┌─ Input for this task

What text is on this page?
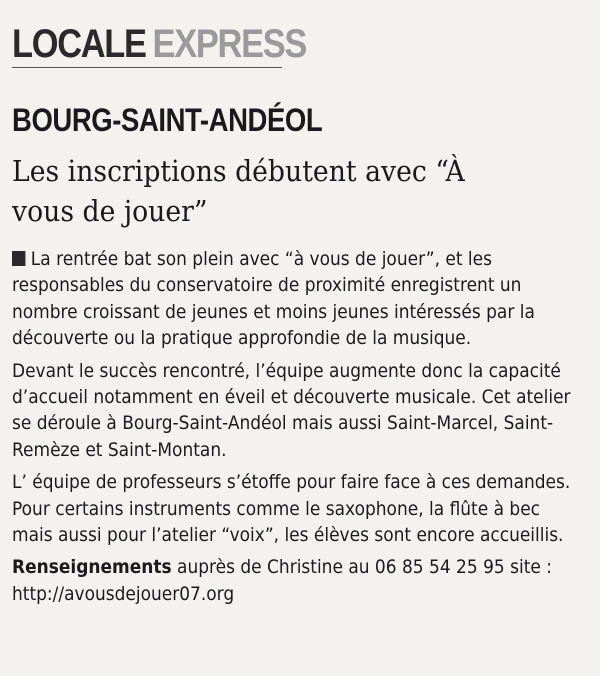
LOCALE EXPRESS
BOURG-SAINT-ANDÉOL
Les inscriptions débutent avec “À vous de jouer”

La rentrée bat son plein avec “à vous de jouer”, et les responsables du conservatoire de proximité enregistrent un nombre croissant de jeunes et moins jeunes intéressés par la découverte ou la pratique approfondie de la musique.

Devant le succès rencontré, l’équipe augmente donc la capacité d’accueil notamment en éveil et découverte musicale. Cet atelier se déroule à Bourg-Saint-Andéol mais aussi Saint-Marcel, Saint-Remèze et Saint-Montan.

L’ équipe de professeurs s’étoffe pour faire face à ces demandes. Pour certains instruments comme le saxophone, la flûte à bec mais aussi pour l’atelier “voix”, les élèves sont encore accueillis.

Renseignements auprès de Christine au 06 85 54 25 95 site : http://avousdejouer07.org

└─

### Work to complete
What is needed is an exact reproduction of the data, pictures excluded.

### Completed task
What text is on this page?
LOCALE EXPRESS
BOURG-SAINT-ANDÉOL
Les inscriptions débutent avec “À vous de jouer”

La rentrée bat son plein avec “à vous de jouer”, et les responsables du conservatoire de proximité enregistrent un nombre croissant de jeunes et moins jeunes intéressés par la découverte ou la pratique approfondie de la musique.

Devant le succès rencontré, l’équipe augmente donc la capacité d’accueil notamment en éveil et découverte musicale. Cet atelier se déroule à Bourg-Saint-Andéol mais aussi Saint-Marcel, Saint-Remèze et Saint-Montan.

L’ équipe de professeurs s’étoffe pour faire face à ces demandes. Pour certains instruments comme le saxophone, la flûte à bec mais aussi pour l’atelier “voix”, les élèves sont encore accueillis.

Renseignements auprès de Christine au 06 85 54 25 95 site : http://avousdejouer07.org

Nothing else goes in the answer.